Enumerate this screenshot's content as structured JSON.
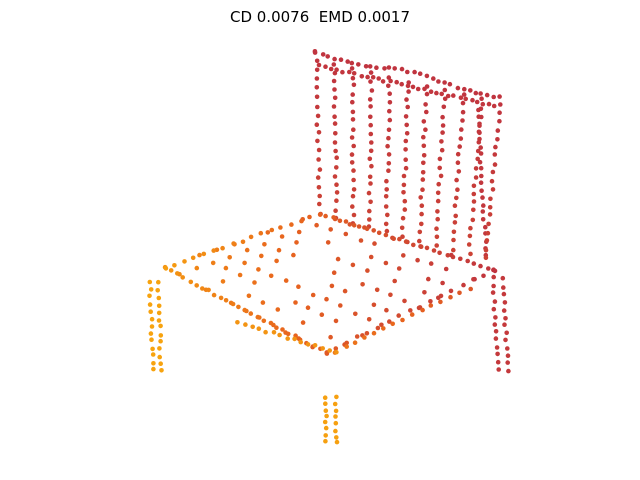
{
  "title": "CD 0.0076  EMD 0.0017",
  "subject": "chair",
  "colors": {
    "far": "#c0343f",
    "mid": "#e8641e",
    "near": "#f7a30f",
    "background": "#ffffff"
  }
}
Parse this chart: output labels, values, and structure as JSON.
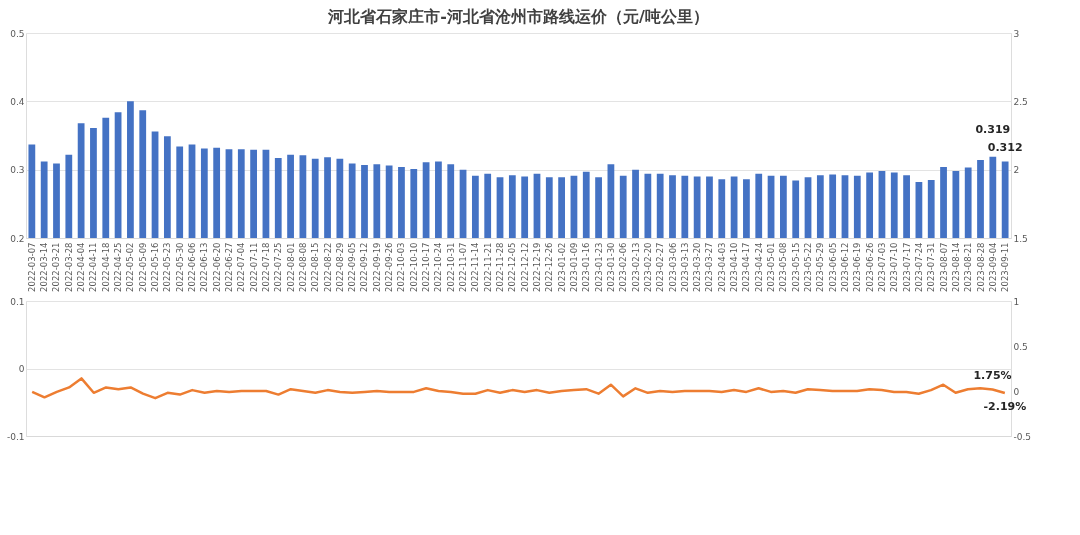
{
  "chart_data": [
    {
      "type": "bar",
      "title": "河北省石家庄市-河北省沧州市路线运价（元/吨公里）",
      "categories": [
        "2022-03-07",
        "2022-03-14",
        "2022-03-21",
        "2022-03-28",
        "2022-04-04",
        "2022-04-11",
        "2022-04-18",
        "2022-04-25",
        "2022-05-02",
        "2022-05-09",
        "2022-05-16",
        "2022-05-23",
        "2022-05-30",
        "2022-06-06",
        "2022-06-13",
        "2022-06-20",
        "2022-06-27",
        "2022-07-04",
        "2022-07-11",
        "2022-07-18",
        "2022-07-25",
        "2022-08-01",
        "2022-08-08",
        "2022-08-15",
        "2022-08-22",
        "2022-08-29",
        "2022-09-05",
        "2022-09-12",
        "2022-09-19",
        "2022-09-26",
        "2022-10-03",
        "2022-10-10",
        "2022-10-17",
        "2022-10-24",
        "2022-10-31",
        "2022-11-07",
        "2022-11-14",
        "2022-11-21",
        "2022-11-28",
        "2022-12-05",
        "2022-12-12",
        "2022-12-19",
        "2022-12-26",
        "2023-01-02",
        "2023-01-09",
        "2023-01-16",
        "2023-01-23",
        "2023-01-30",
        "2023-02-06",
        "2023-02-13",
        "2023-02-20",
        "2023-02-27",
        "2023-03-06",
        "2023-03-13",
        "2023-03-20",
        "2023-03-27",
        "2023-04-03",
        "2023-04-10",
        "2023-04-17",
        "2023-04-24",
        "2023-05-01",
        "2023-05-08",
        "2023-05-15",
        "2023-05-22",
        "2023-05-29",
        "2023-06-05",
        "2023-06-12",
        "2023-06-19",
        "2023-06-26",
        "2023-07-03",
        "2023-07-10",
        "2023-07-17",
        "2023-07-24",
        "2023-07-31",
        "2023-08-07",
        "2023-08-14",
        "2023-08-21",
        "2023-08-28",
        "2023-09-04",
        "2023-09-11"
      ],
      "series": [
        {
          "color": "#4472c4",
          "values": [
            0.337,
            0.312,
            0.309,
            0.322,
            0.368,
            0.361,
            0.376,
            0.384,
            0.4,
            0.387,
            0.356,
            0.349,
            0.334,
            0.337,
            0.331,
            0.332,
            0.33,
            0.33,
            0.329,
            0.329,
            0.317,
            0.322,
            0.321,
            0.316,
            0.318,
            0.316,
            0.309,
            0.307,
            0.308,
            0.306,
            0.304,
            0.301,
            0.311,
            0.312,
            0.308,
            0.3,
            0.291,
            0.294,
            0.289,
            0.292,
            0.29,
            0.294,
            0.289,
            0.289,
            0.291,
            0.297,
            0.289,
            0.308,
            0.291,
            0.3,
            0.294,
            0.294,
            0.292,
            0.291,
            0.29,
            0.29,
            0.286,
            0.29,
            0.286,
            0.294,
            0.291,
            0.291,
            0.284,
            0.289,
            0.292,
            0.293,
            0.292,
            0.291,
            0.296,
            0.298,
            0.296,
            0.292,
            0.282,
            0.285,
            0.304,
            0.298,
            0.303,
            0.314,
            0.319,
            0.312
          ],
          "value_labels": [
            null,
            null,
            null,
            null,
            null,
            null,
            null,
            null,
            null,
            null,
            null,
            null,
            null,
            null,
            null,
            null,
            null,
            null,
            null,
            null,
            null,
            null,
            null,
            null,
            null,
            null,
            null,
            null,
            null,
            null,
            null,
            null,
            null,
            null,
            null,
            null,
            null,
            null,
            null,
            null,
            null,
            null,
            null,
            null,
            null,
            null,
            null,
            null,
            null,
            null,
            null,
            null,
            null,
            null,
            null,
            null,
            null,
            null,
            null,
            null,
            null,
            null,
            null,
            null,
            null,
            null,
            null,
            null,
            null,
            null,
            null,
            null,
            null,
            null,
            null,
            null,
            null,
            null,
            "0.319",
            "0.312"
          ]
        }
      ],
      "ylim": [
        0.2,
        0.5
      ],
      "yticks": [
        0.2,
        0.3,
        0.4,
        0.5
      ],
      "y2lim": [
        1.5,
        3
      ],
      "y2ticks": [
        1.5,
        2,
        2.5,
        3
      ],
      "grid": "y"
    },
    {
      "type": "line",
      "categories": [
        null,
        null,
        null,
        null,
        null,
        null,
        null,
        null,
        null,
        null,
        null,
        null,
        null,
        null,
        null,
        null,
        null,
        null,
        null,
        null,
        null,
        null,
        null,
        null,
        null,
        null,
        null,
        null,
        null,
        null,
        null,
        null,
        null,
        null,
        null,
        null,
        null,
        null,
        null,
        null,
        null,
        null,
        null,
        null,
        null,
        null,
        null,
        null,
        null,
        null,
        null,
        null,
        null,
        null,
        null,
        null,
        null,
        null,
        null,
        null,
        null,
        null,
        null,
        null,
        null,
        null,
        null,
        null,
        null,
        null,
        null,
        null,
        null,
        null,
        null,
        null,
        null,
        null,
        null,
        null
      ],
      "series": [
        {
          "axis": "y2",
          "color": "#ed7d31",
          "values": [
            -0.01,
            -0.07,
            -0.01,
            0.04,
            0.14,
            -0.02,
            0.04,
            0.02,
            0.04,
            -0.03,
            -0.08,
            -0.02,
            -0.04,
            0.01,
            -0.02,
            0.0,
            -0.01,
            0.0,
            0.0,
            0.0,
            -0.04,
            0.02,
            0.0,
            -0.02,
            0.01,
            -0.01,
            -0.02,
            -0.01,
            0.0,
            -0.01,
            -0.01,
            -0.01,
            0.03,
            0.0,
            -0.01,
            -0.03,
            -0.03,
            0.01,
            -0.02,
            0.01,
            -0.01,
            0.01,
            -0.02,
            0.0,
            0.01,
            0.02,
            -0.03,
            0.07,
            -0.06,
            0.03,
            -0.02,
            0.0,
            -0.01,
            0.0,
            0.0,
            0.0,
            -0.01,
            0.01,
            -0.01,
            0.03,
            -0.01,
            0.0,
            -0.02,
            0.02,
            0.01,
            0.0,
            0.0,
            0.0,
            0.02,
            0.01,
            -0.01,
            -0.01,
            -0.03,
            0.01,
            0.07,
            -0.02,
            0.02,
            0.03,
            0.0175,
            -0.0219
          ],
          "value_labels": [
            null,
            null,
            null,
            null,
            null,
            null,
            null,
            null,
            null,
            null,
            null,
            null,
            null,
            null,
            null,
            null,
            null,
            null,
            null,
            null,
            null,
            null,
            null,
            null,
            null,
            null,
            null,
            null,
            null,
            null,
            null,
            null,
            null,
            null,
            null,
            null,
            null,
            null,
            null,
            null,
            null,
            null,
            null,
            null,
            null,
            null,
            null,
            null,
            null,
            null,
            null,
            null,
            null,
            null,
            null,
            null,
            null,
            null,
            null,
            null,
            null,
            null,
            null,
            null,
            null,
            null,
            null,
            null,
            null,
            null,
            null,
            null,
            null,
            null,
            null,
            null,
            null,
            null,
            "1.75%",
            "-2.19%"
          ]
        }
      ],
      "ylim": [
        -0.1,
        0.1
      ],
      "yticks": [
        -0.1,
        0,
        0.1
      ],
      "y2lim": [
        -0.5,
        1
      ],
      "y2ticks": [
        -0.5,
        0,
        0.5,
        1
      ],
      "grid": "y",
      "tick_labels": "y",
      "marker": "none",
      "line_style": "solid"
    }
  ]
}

--

**WHAT THE EXERCISE ASKS:** Write out all the records again, exactly, minus any pictures.

**ANSWER BELOW:**
Enumerate this screenshot's content as structured JSON.
{
  "title": "CD 0.0076  EMD 0.0017",
  "subject": "chair",
  "colors": {
    "far": "#c0343f",
    "mid": "#e8641e",
    "near": "#f7a30f",
    "background": "#ffffff"
  }
}
Parse this chart: output labels, values, and structure as JSON.
{
  "chart_data": [
    {
      "type": "bar",
      "title": "河北省石家庄市-河北省沧州市路线运价（元/吨公里）",
      "categories": [
        "2022-03-07",
        "2022-03-14",
        "2022-03-21",
        "2022-03-28",
        "2022-04-04",
        "2022-04-11",
        "2022-04-18",
        "2022-04-25",
        "2022-05-02",
        "2022-05-09",
        "2022-05-16",
        "2022-05-23",
        "2022-05-30",
        "2022-06-06",
        "2022-06-13",
        "2022-06-20",
        "2022-06-27",
        "2022-07-04",
        "2022-07-11",
        "2022-07-18",
        "2022-07-25",
        "2022-08-01",
        "2022-08-08",
        "2022-08-15",
        "2022-08-22",
        "2022-08-29",
        "2022-09-05",
        "2022-09-12",
        "2022-09-19",
        "2022-09-26",
        "2022-10-03",
        "2022-10-10",
        "2022-10-17",
        "2022-10-24",
        "2022-10-31",
        "2022-11-07",
        "2022-11-14",
        "2022-11-21",
        "2022-11-28",
        "2022-12-05",
        "2022-12-12",
        "2022-12-19",
        "2022-12-26",
        "2023-01-02",
        "2023-01-09",
        "2023-01-16",
        "2023-01-23",
        "2023-01-30",
        "2023-02-06",
        "2023-02-13",
        "2023-02-20",
        "2023-02-27",
        "2023-03-06",
        "2023-03-13",
        "2023-03-20",
        "2023-03-27",
        "2023-04-03",
        "2023-04-10",
        "2023-04-17",
        "2023-04-24",
        "2023-05-01",
        "2023-05-08",
        "2023-05-15",
        "2023-05-22",
        "2023-05-29",
        "2023-06-05",
        "2023-06-12",
        "2023-06-19",
        "2023-06-26",
        "2023-07-03",
        "2023-07-10",
        "2023-07-17",
        "2023-07-24",
        "2023-07-31",
        "2023-08-07",
        "2023-08-14",
        "2023-08-21",
        "2023-08-28",
        "2023-09-04",
        "2023-09-11"
      ],
      "series": [
        {
          "color": "#4472c4",
          "values": [
            0.337,
            0.312,
            0.309,
            0.322,
            0.368,
            0.361,
            0.376,
            0.384,
            0.4,
            0.387,
            0.356,
            0.349,
            0.334,
            0.337,
            0.331,
            0.332,
            0.33,
            0.33,
            0.329,
            0.329,
            0.317,
            0.322,
            0.321,
            0.316,
            0.318,
            0.316,
            0.309,
            0.307,
            0.308,
            0.306,
            0.304,
            0.301,
            0.311,
            0.312,
            0.308,
            0.3,
            0.291,
            0.294,
            0.289,
            0.292,
            0.29,
            0.294,
            0.289,
            0.289,
            0.291,
            0.297,
            0.289,
            0.308,
            0.291,
            0.3,
            0.294,
            0.294,
            0.292,
            0.291,
            0.29,
            0.29,
            0.286,
            0.29,
            0.286,
            0.294,
            0.291,
            0.291,
            0.284,
            0.289,
            0.292,
            0.293,
            0.292,
            0.291,
            0.296,
            0.298,
            0.296,
            0.292,
            0.282,
            0.285,
            0.304,
            0.298,
            0.303,
            0.314,
            0.319,
            0.312
          ],
          "value_labels": [
            null,
            null,
            null,
            null,
            null,
            null,
            null,
            null,
            null,
            null,
            null,
            null,
            null,
            null,
            null,
            null,
            null,
            null,
            null,
            null,
            null,
            null,
            null,
            null,
            null,
            null,
            null,
            null,
            null,
            null,
            null,
            null,
            null,
            null,
            null,
            null,
            null,
            null,
            null,
            null,
            null,
            null,
            null,
            null,
            null,
            null,
            null,
            null,
            null,
            null,
            null,
            null,
            null,
            null,
            null,
            null,
            null,
            null,
            null,
            null,
            null,
            null,
            null,
            null,
            null,
            null,
            null,
            null,
            null,
            null,
            null,
            null,
            null,
            null,
            null,
            null,
            null,
            null,
            "0.319",
            "0.312"
          ]
        }
      ],
      "ylim": [
        0.2,
        0.5
      ],
      "yticks": [
        0.2,
        0.3,
        0.4,
        0.5
      ],
      "y2lim": [
        1.5,
        3
      ],
      "y2ticks": [
        1.5,
        2,
        2.5,
        3
      ],
      "grid": "y"
    },
    {
      "type": "line",
      "categories": [
        null,
        null,
        null,
        null,
        null,
        null,
        null,
        null,
        null,
        null,
        null,
        null,
        null,
        null,
        null,
        null,
        null,
        null,
        null,
        null,
        null,
        null,
        null,
        null,
        null,
        null,
        null,
        null,
        null,
        null,
        null,
        null,
        null,
        null,
        null,
        null,
        null,
        null,
        null,
        null,
        null,
        null,
        null,
        null,
        null,
        null,
        null,
        null,
        null,
        null,
        null,
        null,
        null,
        null,
        null,
        null,
        null,
        null,
        null,
        null,
        null,
        null,
        null,
        null,
        null,
        null,
        null,
        null,
        null,
        null,
        null,
        null,
        null,
        null,
        null,
        null,
        null,
        null,
        null,
        null
      ],
      "series": [
        {
          "axis": "y2",
          "color": "#ed7d31",
          "values": [
            -0.01,
            -0.07,
            -0.01,
            0.04,
            0.14,
            -0.02,
            0.04,
            0.02,
            0.04,
            -0.03,
            -0.08,
            -0.02,
            -0.04,
            0.01,
            -0.02,
            0.0,
            -0.01,
            0.0,
            0.0,
            0.0,
            -0.04,
            0.02,
            0.0,
            -0.02,
            0.01,
            -0.01,
            -0.02,
            -0.01,
            0.0,
            -0.01,
            -0.01,
            -0.01,
            0.03,
            0.0,
            -0.01,
            -0.03,
            -0.03,
            0.01,
            -0.02,
            0.01,
            -0.01,
            0.01,
            -0.02,
            0.0,
            0.01,
            0.02,
            -0.03,
            0.07,
            -0.06,
            0.03,
            -0.02,
            0.0,
            -0.01,
            0.0,
            0.0,
            0.0,
            -0.01,
            0.01,
            -0.01,
            0.03,
            -0.01,
            0.0,
            -0.02,
            0.02,
            0.01,
            0.0,
            0.0,
            0.0,
            0.02,
            0.01,
            -0.01,
            -0.01,
            -0.03,
            0.01,
            0.07,
            -0.02,
            0.02,
            0.03,
            0.0175,
            -0.0219
          ],
          "value_labels": [
            null,
            null,
            null,
            null,
            null,
            null,
            null,
            null,
            null,
            null,
            null,
            null,
            null,
            null,
            null,
            null,
            null,
            null,
            null,
            null,
            null,
            null,
            null,
            null,
            null,
            null,
            null,
            null,
            null,
            null,
            null,
            null,
            null,
            null,
            null,
            null,
            null,
            null,
            null,
            null,
            null,
            null,
            null,
            null,
            null,
            null,
            null,
            null,
            null,
            null,
            null,
            null,
            null,
            null,
            null,
            null,
            null,
            null,
            null,
            null,
            null,
            null,
            null,
            null,
            null,
            null,
            null,
            null,
            null,
            null,
            null,
            null,
            null,
            null,
            null,
            null,
            null,
            null,
            "1.75%",
            "-2.19%"
          ]
        }
      ],
      "ylim": [
        -0.1,
        0.1
      ],
      "yticks": [
        -0.1,
        0,
        0.1
      ],
      "y2lim": [
        -0.5,
        1
      ],
      "y2ticks": [
        -0.5,
        0,
        0.5,
        1
      ],
      "grid": "y",
      "tick_labels": "y",
      "marker": "none",
      "line_style": "solid"
    }
  ]
}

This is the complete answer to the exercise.